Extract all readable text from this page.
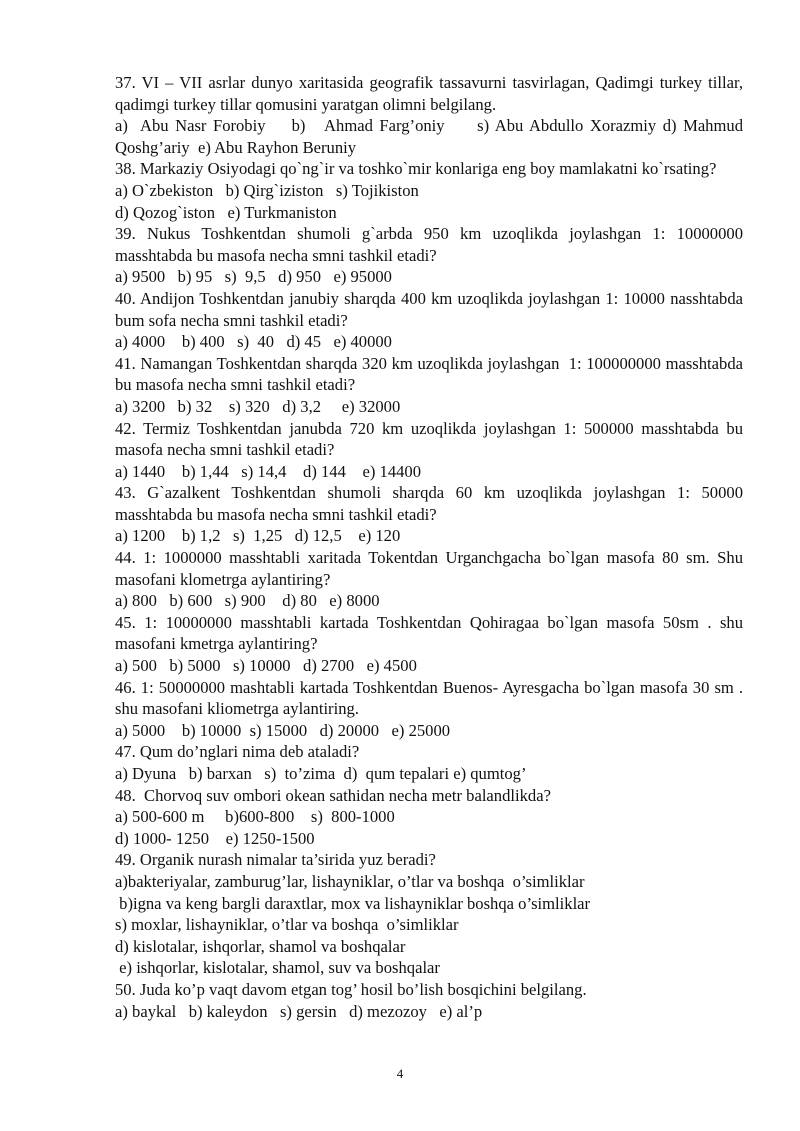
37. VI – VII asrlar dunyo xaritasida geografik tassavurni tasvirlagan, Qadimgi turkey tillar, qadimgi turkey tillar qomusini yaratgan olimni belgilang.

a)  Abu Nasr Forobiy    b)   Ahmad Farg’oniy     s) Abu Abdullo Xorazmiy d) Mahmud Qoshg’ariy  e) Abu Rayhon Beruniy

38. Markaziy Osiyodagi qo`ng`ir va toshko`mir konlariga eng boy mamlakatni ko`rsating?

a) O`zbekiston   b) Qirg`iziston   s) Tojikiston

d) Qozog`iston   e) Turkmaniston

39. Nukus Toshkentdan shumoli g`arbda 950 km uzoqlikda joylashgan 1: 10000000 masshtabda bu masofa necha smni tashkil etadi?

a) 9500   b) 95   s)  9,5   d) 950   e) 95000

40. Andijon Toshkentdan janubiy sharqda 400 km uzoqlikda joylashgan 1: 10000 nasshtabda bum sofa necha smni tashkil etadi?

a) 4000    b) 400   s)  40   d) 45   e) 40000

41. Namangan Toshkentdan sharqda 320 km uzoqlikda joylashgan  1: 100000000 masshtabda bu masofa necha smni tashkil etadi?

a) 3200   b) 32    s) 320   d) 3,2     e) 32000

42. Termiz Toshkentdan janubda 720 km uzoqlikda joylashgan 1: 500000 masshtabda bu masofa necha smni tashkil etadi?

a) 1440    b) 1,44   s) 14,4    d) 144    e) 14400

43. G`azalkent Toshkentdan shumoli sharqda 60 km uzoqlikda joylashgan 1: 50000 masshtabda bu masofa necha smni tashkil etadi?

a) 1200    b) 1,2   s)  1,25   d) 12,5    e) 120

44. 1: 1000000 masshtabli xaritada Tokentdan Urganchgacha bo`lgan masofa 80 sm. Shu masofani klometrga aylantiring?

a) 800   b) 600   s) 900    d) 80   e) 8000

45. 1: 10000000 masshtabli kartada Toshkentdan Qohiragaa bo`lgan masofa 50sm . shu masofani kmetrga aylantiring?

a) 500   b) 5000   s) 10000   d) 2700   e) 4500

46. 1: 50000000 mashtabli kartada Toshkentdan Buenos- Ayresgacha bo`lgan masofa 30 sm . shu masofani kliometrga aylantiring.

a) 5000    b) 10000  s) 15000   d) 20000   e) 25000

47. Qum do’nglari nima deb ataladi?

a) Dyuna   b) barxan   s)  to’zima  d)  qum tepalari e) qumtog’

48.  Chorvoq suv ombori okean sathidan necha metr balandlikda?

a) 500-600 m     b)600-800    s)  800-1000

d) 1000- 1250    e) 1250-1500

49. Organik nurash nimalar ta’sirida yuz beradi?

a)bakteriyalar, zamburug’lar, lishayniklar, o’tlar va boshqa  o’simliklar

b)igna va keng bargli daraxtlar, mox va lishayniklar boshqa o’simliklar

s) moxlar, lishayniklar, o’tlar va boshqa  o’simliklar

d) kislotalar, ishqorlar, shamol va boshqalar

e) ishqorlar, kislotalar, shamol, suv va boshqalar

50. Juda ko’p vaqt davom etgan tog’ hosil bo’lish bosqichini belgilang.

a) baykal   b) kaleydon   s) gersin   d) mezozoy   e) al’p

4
******
**Set exercise**
Repeat all of the records verbatim, leaving out the pictures.

**Full solution**
Extract all readable text from this page.
37. VI – VII asrlar dunyo xaritasida geografik tassavurni tasvirlagan, Qadimgi turkey tillar, qadimgi turkey tillar qomusini yaratgan olimni belgilang.

a)  Abu Nasr Forobiy    b)   Ahmad Farg’oniy     s) Abu Abdullo Xorazmiy d) Mahmud Qoshg’ariy  e) Abu Rayhon Beruniy

38. Markaziy Osiyodagi qo`ng`ir va toshko`mir konlariga eng boy mamlakatni ko`rsating?

a) O`zbekiston   b) Qirg`iziston   s) Tojikiston

d) Qozog`iston   e) Turkmaniston

39. Nukus Toshkentdan shumoli g`arbda 950 km uzoqlikda joylashgan 1: 10000000 masshtabda bu masofa necha smni tashkil etadi?

a) 9500   b) 95   s)  9,5   d) 950   e) 95000

40. Andijon Toshkentdan janubiy sharqda 400 km uzoqlikda joylashgan 1: 10000 nasshtabda bum sofa necha smni tashkil etadi?

a) 4000    b) 400   s)  40   d) 45   e) 40000

41. Namangan Toshkentdan sharqda 320 km uzoqlikda joylashgan  1: 100000000 masshtabda bu masofa necha smni tashkil etadi?

a) 3200   b) 32    s) 320   d) 3,2     e) 32000

42. Termiz Toshkentdan janubda 720 km uzoqlikda joylashgan 1: 500000 masshtabda bu masofa necha smni tashkil etadi?

a) 1440    b) 1,44   s) 14,4    d) 144    e) 14400

43. G`azalkent Toshkentdan shumoli sharqda 60 km uzoqlikda joylashgan 1: 50000 masshtabda bu masofa necha smni tashkil etadi?

a) 1200    b) 1,2   s)  1,25   d) 12,5    e) 120

44. 1: 1000000 masshtabli xaritada Tokentdan Urganchgacha bo`lgan masofa 80 sm. Shu masofani klometrga aylantiring?

a) 800   b) 600   s) 900    d) 80   e) 8000

45. 1: 10000000 masshtabli kartada Toshkentdan Qohiragaa bo`lgan masofa 50sm . shu masofani kmetrga aylantiring?

a) 500   b) 5000   s) 10000   d) 2700   e) 4500

46. 1: 50000000 mashtabli kartada Toshkentdan Buenos- Ayresgacha bo`lgan masofa 30 sm . shu masofani kliometrga aylantiring.

a) 5000    b) 10000  s) 15000   d) 20000   e) 25000

47. Qum do’nglari nima deb ataladi?

a) Dyuna   b) barxan   s)  to’zima  d)  qum tepalari e) qumtog’

48.  Chorvoq suv ombori okean sathidan necha metr balandlikda?

a) 500-600 m     b)600-800    s)  800-1000

d) 1000- 1250    e) 1250-1500

49. Organik nurash nimalar ta’sirida yuz beradi?

a)bakteriyalar, zamburug’lar, lishayniklar, o’tlar va boshqa  o’simliklar

b)igna va keng bargli daraxtlar, mox va lishayniklar boshqa o’simliklar

s) moxlar, lishayniklar, o’tlar va boshqa  o’simliklar

d) kislotalar, ishqorlar, shamol va boshqalar

e) ishqorlar, kislotalar, shamol, suv va boshqalar

50. Juda ko’p vaqt davom etgan tog’ hosil bo’lish bosqichini belgilang.

a) baykal   b) kaleydon   s) gersin   d) mezozoy   e) al’p

4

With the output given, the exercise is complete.